» **TASK DIRECTIONS**: Return the records that follow, matching each one exactly.

» **GIVEN ENTRIES**:
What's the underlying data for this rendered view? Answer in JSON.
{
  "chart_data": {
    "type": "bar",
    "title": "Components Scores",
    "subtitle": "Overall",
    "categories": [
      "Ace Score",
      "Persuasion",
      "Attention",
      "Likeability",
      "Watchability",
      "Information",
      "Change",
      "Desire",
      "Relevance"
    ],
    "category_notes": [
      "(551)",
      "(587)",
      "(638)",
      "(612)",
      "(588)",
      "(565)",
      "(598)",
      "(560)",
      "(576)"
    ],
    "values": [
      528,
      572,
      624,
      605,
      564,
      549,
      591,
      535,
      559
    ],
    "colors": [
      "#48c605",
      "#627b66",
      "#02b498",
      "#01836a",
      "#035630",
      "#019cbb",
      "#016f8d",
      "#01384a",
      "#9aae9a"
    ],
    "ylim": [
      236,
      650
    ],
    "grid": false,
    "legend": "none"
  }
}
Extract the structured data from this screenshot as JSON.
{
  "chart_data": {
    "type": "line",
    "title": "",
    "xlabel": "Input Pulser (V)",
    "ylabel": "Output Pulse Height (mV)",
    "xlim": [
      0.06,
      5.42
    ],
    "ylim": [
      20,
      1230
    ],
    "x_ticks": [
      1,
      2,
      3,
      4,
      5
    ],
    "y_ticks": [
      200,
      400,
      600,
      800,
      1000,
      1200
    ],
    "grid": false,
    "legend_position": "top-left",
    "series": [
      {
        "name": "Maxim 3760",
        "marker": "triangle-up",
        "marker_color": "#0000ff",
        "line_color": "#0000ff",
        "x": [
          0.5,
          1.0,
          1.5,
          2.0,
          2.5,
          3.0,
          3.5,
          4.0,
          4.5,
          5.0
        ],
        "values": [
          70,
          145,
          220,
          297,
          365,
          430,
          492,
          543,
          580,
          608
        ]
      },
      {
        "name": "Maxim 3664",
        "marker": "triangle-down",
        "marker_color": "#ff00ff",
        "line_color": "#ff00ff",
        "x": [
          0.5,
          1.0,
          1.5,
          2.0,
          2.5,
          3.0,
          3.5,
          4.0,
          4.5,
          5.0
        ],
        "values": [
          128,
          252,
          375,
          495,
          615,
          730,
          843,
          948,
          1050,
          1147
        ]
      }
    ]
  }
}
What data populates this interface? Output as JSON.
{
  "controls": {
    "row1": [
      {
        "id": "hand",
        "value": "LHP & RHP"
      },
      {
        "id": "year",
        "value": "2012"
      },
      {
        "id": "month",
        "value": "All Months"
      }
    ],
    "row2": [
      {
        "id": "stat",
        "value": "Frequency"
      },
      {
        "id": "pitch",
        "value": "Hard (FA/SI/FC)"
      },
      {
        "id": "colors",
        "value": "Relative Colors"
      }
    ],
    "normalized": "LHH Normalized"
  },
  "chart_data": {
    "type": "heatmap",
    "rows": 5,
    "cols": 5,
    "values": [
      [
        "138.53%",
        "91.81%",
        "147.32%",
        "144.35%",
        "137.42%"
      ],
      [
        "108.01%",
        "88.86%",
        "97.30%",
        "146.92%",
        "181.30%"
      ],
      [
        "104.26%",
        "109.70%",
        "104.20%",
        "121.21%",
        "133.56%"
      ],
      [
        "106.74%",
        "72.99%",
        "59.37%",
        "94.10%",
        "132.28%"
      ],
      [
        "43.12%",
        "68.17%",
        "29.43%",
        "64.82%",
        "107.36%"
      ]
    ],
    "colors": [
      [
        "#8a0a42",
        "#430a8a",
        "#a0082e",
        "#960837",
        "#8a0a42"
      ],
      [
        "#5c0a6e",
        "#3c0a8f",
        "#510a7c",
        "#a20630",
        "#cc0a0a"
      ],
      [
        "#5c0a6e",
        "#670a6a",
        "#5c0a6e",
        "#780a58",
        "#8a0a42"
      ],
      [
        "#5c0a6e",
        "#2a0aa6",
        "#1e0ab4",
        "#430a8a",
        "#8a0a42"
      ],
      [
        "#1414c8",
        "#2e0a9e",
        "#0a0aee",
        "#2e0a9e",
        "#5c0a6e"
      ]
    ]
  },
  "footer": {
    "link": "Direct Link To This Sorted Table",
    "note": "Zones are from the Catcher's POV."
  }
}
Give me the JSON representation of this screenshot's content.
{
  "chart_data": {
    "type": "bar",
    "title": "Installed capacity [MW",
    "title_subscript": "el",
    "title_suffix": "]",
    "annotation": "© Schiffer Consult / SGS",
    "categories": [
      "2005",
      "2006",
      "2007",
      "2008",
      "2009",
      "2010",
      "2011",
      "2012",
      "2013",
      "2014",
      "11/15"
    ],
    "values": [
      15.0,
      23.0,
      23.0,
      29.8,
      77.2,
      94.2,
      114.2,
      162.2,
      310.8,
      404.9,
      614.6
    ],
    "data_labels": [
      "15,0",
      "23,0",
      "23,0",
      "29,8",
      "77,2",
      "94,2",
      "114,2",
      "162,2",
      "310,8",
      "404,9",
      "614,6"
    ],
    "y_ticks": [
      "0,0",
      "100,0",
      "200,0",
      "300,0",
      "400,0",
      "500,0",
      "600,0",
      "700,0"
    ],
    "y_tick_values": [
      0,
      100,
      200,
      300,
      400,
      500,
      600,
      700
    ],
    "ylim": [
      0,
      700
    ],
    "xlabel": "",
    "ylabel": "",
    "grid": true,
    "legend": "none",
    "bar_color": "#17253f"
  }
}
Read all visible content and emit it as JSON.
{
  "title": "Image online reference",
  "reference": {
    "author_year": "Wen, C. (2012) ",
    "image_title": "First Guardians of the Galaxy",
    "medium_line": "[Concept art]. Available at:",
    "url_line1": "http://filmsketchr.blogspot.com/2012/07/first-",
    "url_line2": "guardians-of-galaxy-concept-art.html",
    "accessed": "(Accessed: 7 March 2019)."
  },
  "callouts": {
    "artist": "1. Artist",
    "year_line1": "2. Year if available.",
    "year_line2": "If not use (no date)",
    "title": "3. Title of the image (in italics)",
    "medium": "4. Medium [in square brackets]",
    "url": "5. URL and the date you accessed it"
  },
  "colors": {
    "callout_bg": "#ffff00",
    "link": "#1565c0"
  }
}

» **SOLUTION FOR THIS TASK**:
What's the underlying data for this rendered view? Answer in JSON.
{
  "chart_data": {
    "type": "bar",
    "title": "Components Scores",
    "subtitle": "Overall",
    "categories": [
      "Ace Score",
      "Persuasion",
      "Attention",
      "Likeability",
      "Watchability",
      "Information",
      "Change",
      "Desire",
      "Relevance"
    ],
    "category_notes": [
      "(551)",
      "(587)",
      "(638)",
      "(612)",
      "(588)",
      "(565)",
      "(598)",
      "(560)",
      "(576)"
    ],
    "values": [
      528,
      572,
      624,
      605,
      564,
      549,
      591,
      535,
      559
    ],
    "colors": [
      "#48c605",
      "#627b66",
      "#02b498",
      "#01836a",
      "#035630",
      "#019cbb",
      "#016f8d",
      "#01384a",
      "#9aae9a"
    ],
    "ylim": [
      236,
      650
    ],
    "grid": false,
    "legend": "none"
  }
}
Extract the structured data from this screenshot as JSON.
{
  "chart_data": {
    "type": "line",
    "title": "",
    "xlabel": "Input Pulser (V)",
    "ylabel": "Output Pulse Height (mV)",
    "xlim": [
      0.06,
      5.42
    ],
    "ylim": [
      20,
      1230
    ],
    "x_ticks": [
      1,
      2,
      3,
      4,
      5
    ],
    "y_ticks": [
      200,
      400,
      600,
      800,
      1000,
      1200
    ],
    "grid": false,
    "legend_position": "top-left",
    "series": [
      {
        "name": "Maxim 3760",
        "marker": "triangle-up",
        "marker_color": "#0000ff",
        "line_color": "#0000ff",
        "x": [
          0.5,
          1.0,
          1.5,
          2.0,
          2.5,
          3.0,
          3.5,
          4.0,
          4.5,
          5.0
        ],
        "values": [
          70,
          145,
          220,
          297,
          365,
          430,
          492,
          543,
          580,
          608
        ]
      },
      {
        "name": "Maxim 3664",
        "marker": "triangle-down",
        "marker_color": "#ff00ff",
        "line_color": "#ff00ff",
        "x": [
          0.5,
          1.0,
          1.5,
          2.0,
          2.5,
          3.0,
          3.5,
          4.0,
          4.5,
          5.0
        ],
        "values": [
          128,
          252,
          375,
          495,
          615,
          730,
          843,
          948,
          1050,
          1147
        ]
      }
    ]
  }
}
What data populates this interface? Output as JSON.
{
  "controls": {
    "row1": [
      {
        "id": "hand",
        "value": "LHP & RHP"
      },
      {
        "id": "year",
        "value": "2012"
      },
      {
        "id": "month",
        "value": "All Months"
      }
    ],
    "row2": [
      {
        "id": "stat",
        "value": "Frequency"
      },
      {
        "id": "pitch",
        "value": "Hard (FA/SI/FC)"
      },
      {
        "id": "colors",
        "value": "Relative Colors"
      }
    ],
    "normalized": "LHH Normalized"
  },
  "chart_data": {
    "type": "heatmap",
    "rows": 5,
    "cols": 5,
    "values": [
      [
        "138.53%",
        "91.81%",
        "147.32%",
        "144.35%",
        "137.42%"
      ],
      [
        "108.01%",
        "88.86%",
        "97.30%",
        "146.92%",
        "181.30%"
      ],
      [
        "104.26%",
        "109.70%",
        "104.20%",
        "121.21%",
        "133.56%"
      ],
      [
        "106.74%",
        "72.99%",
        "59.37%",
        "94.10%",
        "132.28%"
      ],
      [
        "43.12%",
        "68.17%",
        "29.43%",
        "64.82%",
        "107.36%"
      ]
    ],
    "colors": [
      [
        "#8a0a42",
        "#430a8a",
        "#a0082e",
        "#960837",
        "#8a0a42"
      ],
      [
        "#5c0a6e",
        "#3c0a8f",
        "#510a7c",
        "#a20630",
        "#cc0a0a"
      ],
      [
        "#5c0a6e",
        "#670a6a",
        "#5c0a6e",
        "#780a58",
        "#8a0a42"
      ],
      [
        "#5c0a6e",
        "#2a0aa6",
        "#1e0ab4",
        "#430a8a",
        "#8a0a42"
      ],
      [
        "#1414c8",
        "#2e0a9e",
        "#0a0aee",
        "#2e0a9e",
        "#5c0a6e"
      ]
    ]
  },
  "footer": {
    "link": "Direct Link To This Sorted Table",
    "note": "Zones are from the Catcher's POV."
  }
}
Give me the JSON representation of this screenshot's content.
{
  "chart_data": {
    "type": "bar",
    "title": "Installed capacity [MW",
    "title_subscript": "el",
    "title_suffix": "]",
    "annotation": "© Schiffer Consult / SGS",
    "categories": [
      "2005",
      "2006",
      "2007",
      "2008",
      "2009",
      "2010",
      "2011",
      "2012",
      "2013",
      "2014",
      "11/15"
    ],
    "values": [
      15.0,
      23.0,
      23.0,
      29.8,
      77.2,
      94.2,
      114.2,
      162.2,
      310.8,
      404.9,
      614.6
    ],
    "data_labels": [
      "15,0",
      "23,0",
      "23,0",
      "29,8",
      "77,2",
      "94,2",
      "114,2",
      "162,2",
      "310,8",
      "404,9",
      "614,6"
    ],
    "y_ticks": [
      "0,0",
      "100,0",
      "200,0",
      "300,0",
      "400,0",
      "500,0",
      "600,0",
      "700,0"
    ],
    "y_tick_values": [
      0,
      100,
      200,
      300,
      400,
      500,
      600,
      700
    ],
    "ylim": [
      0,
      700
    ],
    "xlabel": "",
    "ylabel": "",
    "grid": true,
    "legend": "none",
    "bar_color": "#17253f"
  }
}
Read all visible content and emit it as JSON.
{
  "title": "Image online reference",
  "reference": {
    "author_year": "Wen, C. (2012) ",
    "image_title": "First Guardians of the Galaxy",
    "medium_line": "[Concept art]. Available at:",
    "url_line1": "http://filmsketchr.blogspot.com/2012/07/first-",
    "url_line2": "guardians-of-galaxy-concept-art.html",
    "accessed": "(Accessed: 7 March 2019)."
  },
  "callouts": {
    "artist": "1. Artist",
    "year_line1": "2. Year if available.",
    "year_line2": "If not use (no date)",
    "title": "3. Title of the image (in italics)",
    "medium": "4. Medium [in square brackets]",
    "url": "5. URL and the date you accessed it"
  },
  "colors": {
    "callout_bg": "#ffff00",
    "link": "#1565c0"
  }
}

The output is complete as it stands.